WORK TO COMPLETE -
State how many lines contain the string "JSON", and write nothing else.

ENTRIES SHOWN -

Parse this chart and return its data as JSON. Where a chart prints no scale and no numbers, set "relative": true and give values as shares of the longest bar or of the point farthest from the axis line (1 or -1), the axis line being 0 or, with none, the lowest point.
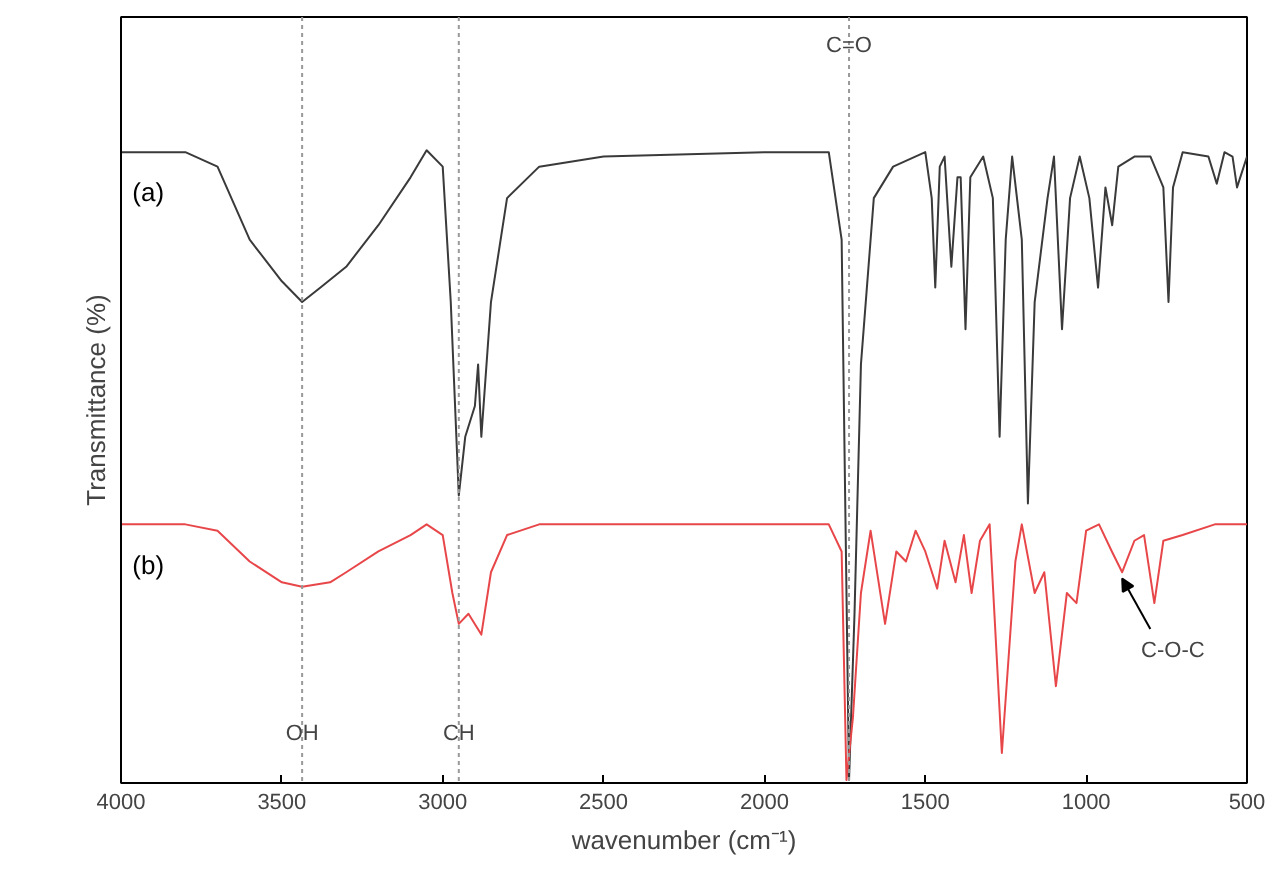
{
  "chart_data": {
    "type": "line",
    "xlabel": "wavenumber (cm⁻¹)",
    "ylabel": "Transmittance (%)",
    "relative": true,
    "xlim": [
      4000,
      500
    ],
    "xticks": [
      4000,
      3500,
      3000,
      2500,
      2000,
      1500,
      1000,
      500
    ],
    "grid": false,
    "series": [
      {
        "name": "(a)",
        "color": "#3a3a3a",
        "x": [
          4000,
          3800,
          3700,
          3600,
          3500,
          3437,
          3380,
          3300,
          3200,
          3100,
          3050,
          3000,
          2975,
          2950,
          2930,
          2900,
          2890,
          2880,
          2850,
          2800,
          2700,
          2500,
          2000,
          1800,
          1760,
          1737,
          1720,
          1700,
          1660,
          1600,
          1500,
          1480,
          1469,
          1455,
          1440,
          1419,
          1400,
          1390,
          1375,
          1360,
          1320,
          1290,
          1269,
          1250,
          1230,
          1200,
          1181,
          1160,
          1120,
          1100,
          1075,
          1050,
          1020,
          990,
          963,
          940,
          919,
          900,
          850,
          800,
          760,
          744,
          730,
          700,
          620,
          594,
          570,
          545,
          531,
          500
        ],
        "values": [
          0.997,
          0.997,
          0.974,
          0.858,
          0.792,
          0.759,
          0.782,
          0.815,
          0.881,
          0.957,
          1.0,
          0.974,
          0.759,
          0.452,
          0.545,
          0.594,
          0.66,
          0.545,
          0.759,
          0.924,
          0.974,
          0.99,
          0.997,
          0.997,
          0.858,
          0.0,
          0.264,
          0.66,
          0.924,
          0.974,
          0.997,
          0.924,
          0.782,
          0.974,
          0.99,
          0.815,
          0.957,
          0.957,
          0.716,
          0.957,
          0.99,
          0.924,
          0.545,
          0.858,
          0.99,
          0.858,
          0.439,
          0.759,
          0.924,
          0.99,
          0.716,
          0.924,
          0.99,
          0.924,
          0.782,
          0.941,
          0.881,
          0.974,
          0.99,
          0.99,
          0.941,
          0.759,
          0.941,
          0.997,
          0.99,
          0.947,
          0.997,
          0.99,
          0.941,
          0.99
        ]
      },
      {
        "name": "(b)",
        "color": "#e8474a",
        "x": [
          4000,
          3800,
          3700,
          3600,
          3500,
          3437,
          3350,
          3300,
          3200,
          3100,
          3050,
          3000,
          2970,
          2950,
          2920,
          2880,
          2850,
          2800,
          2700,
          2000,
          1800,
          1760,
          1745,
          1725,
          1700,
          1670,
          1625,
          1590,
          1560,
          1530,
          1500,
          1463,
          1440,
          1406,
          1380,
          1356,
          1330,
          1300,
          1262,
          1220,
          1200,
          1160,
          1130,
          1094,
          1060,
          1030,
          1000,
          960,
          920,
          888,
          850,
          820,
          788,
          760,
          700,
          600,
          500
        ],
        "values": [
          0.406,
          0.406,
          0.396,
          0.347,
          0.314,
          0.307,
          0.314,
          0.33,
          0.363,
          0.389,
          0.406,
          0.389,
          0.297,
          0.248,
          0.264,
          0.231,
          0.33,
          0.389,
          0.406,
          0.406,
          0.406,
          0.363,
          0.0,
          0.099,
          0.297,
          0.396,
          0.248,
          0.363,
          0.347,
          0.396,
          0.363,
          0.304,
          0.38,
          0.314,
          0.389,
          0.297,
          0.38,
          0.406,
          0.043,
          0.347,
          0.406,
          0.297,
          0.33,
          0.149,
          0.297,
          0.281,
          0.396,
          0.406,
          0.363,
          0.33,
          0.38,
          0.389,
          0.281,
          0.38,
          0.389,
          0.406,
          0.406
        ]
      }
    ],
    "ref_lines": [
      {
        "axis": "x",
        "value": 3437,
        "color": "#999999",
        "line_style": "dotted"
      },
      {
        "axis": "x",
        "value": 2950,
        "color": "#999999",
        "line_style": "dotted"
      },
      {
        "axis": "x",
        "value": 1737,
        "color": "#999999",
        "line_style": "dotted"
      }
    ],
    "annotations": [
      {
        "text": "OH",
        "x": 3437,
        "y": 0.073
      },
      {
        "text": "CH",
        "x": 2950,
        "y": 0.073
      },
      {
        "text": "C=O",
        "x": 1737,
        "y": 1.165
      },
      {
        "text": "C-O-C",
        "x": 888,
        "y": 0.33
      }
    ]
  }
}
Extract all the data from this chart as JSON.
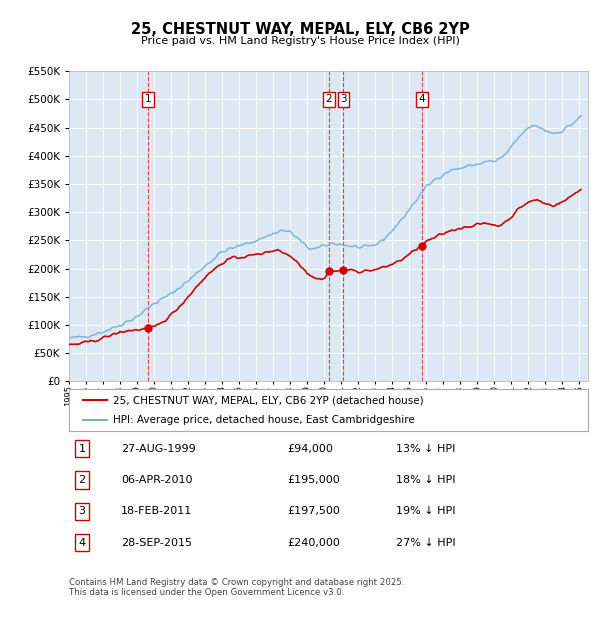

EXERCISE OUTPUT -
2